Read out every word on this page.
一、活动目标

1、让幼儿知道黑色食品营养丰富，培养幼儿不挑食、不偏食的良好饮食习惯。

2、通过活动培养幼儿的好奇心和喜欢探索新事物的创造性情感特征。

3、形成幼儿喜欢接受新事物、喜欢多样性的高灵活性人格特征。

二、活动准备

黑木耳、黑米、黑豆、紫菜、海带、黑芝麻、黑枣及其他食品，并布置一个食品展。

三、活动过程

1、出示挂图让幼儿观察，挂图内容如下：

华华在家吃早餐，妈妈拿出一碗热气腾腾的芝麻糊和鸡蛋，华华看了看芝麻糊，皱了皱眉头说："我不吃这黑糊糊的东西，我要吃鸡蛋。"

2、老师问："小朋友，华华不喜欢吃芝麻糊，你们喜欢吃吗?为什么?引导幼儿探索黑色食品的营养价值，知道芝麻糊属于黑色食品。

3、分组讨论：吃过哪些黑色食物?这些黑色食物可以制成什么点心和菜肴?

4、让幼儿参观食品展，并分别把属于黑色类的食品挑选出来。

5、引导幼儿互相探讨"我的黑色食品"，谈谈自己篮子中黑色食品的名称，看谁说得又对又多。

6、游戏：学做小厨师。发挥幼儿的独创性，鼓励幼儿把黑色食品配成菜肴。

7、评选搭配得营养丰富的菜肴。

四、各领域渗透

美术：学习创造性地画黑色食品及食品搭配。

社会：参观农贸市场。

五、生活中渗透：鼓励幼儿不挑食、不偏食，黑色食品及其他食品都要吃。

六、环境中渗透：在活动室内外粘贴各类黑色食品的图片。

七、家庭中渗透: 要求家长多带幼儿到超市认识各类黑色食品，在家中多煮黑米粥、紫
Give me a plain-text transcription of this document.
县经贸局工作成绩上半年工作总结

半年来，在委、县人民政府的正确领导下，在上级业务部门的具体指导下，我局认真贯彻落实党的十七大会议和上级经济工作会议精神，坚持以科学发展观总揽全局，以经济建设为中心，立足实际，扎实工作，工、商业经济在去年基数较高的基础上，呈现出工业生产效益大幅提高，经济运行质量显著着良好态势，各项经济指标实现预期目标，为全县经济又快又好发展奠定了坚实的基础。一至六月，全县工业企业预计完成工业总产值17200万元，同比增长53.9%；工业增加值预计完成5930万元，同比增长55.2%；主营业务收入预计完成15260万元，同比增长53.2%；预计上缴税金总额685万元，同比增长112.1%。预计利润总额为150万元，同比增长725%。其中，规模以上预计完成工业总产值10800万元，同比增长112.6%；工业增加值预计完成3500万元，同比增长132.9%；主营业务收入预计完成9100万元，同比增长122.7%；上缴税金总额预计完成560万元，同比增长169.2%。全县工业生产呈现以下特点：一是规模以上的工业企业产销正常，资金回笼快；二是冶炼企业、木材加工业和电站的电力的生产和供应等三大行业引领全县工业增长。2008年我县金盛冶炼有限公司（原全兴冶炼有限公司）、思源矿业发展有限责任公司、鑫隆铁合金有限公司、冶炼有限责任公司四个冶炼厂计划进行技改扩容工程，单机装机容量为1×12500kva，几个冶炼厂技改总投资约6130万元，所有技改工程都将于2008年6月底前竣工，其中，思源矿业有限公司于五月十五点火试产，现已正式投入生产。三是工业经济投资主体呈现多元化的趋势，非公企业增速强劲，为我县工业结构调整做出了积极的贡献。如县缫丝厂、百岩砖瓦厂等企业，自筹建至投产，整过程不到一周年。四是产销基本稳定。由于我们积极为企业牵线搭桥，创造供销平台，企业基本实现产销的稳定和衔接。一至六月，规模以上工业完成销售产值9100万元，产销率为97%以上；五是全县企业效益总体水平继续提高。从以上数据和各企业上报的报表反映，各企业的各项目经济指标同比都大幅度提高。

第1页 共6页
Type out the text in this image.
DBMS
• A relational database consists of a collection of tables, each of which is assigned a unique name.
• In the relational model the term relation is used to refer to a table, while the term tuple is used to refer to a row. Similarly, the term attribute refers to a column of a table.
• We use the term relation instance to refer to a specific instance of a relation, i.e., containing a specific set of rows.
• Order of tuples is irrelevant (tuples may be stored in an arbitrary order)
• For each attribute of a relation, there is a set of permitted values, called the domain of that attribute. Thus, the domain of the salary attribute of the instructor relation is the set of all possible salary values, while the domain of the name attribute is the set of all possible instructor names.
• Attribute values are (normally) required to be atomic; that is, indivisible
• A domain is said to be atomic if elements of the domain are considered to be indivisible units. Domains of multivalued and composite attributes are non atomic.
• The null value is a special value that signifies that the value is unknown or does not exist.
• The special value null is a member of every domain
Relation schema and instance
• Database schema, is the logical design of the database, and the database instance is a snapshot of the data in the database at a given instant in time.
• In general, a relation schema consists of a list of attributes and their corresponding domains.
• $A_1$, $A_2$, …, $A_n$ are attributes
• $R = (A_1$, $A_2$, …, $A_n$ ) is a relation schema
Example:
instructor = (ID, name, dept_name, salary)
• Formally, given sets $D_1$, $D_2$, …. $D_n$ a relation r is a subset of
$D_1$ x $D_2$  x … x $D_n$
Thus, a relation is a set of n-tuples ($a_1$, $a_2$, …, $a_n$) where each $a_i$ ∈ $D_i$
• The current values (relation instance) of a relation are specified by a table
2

## What is required
Consider the entries above and return each line with the string "instance".

## Response to the task
• We use the term relation instance to refer to a specific instance of a relation, i.e., containing a specific set of rows.
Relation schema and instance
• Database schema, is the logical design of the database, and the database instance is a snapshot of the data in the database at a given instant in time.
• The current values (relation instance) of a relation are specified by a table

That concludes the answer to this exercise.